:: MATERIAL FOR THE TASK ::
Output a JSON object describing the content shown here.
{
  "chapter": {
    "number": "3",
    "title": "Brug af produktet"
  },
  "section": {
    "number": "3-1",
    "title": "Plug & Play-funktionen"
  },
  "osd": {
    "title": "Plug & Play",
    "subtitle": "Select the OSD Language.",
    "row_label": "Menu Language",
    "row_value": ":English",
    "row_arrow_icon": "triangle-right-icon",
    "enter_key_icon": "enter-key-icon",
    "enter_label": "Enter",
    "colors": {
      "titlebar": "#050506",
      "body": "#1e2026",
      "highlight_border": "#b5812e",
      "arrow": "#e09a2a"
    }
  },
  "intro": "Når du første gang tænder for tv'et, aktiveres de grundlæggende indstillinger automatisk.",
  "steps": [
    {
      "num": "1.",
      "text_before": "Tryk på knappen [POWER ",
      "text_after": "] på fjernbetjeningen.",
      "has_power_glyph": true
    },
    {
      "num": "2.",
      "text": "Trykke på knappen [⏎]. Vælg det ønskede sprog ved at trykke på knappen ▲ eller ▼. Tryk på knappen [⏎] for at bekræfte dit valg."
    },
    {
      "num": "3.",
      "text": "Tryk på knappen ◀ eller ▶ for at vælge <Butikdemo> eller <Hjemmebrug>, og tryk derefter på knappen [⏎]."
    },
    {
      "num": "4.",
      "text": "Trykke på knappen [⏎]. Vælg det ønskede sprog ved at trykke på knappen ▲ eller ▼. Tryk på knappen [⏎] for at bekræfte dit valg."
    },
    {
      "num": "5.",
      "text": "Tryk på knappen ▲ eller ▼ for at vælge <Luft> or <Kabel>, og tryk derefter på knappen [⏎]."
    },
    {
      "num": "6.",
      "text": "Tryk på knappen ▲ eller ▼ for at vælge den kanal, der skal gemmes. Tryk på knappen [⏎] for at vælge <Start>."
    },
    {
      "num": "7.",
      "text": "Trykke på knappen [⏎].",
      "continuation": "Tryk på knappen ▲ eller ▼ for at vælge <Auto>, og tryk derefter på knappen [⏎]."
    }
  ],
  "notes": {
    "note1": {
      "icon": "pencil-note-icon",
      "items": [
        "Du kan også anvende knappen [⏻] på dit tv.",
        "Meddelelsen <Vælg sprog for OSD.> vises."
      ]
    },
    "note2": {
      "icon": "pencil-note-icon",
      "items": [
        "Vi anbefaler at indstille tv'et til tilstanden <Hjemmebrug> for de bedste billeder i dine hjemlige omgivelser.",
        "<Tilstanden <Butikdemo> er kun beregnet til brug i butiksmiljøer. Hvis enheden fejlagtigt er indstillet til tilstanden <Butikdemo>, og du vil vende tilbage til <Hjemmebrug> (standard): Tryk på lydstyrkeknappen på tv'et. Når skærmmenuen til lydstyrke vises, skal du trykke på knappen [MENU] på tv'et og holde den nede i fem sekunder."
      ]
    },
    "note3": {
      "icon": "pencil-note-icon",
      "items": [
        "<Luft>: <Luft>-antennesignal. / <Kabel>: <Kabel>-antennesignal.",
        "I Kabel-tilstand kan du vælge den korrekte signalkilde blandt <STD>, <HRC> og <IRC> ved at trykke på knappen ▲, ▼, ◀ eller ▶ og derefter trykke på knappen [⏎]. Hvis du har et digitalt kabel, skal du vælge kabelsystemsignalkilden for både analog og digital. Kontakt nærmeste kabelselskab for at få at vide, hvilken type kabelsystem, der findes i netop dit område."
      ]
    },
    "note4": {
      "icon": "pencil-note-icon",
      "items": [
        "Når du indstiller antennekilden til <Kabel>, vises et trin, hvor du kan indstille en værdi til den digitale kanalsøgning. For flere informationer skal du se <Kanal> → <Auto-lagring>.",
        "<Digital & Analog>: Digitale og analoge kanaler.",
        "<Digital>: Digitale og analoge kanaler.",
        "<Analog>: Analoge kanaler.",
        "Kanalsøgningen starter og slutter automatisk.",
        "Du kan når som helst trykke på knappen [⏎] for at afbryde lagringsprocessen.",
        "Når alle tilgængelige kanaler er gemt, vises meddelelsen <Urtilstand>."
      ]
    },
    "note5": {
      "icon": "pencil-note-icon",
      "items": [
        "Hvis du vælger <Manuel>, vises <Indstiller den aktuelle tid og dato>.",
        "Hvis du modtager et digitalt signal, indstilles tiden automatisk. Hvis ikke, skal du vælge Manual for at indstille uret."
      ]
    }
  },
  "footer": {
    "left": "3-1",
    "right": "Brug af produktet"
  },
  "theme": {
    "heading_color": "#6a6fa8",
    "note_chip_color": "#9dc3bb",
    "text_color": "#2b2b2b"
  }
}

:: WRITTEN INSTRUCTION ::
Work out how many lines of the data above hold the word "produktet", and write only the count.

:: SOLUTION ::
2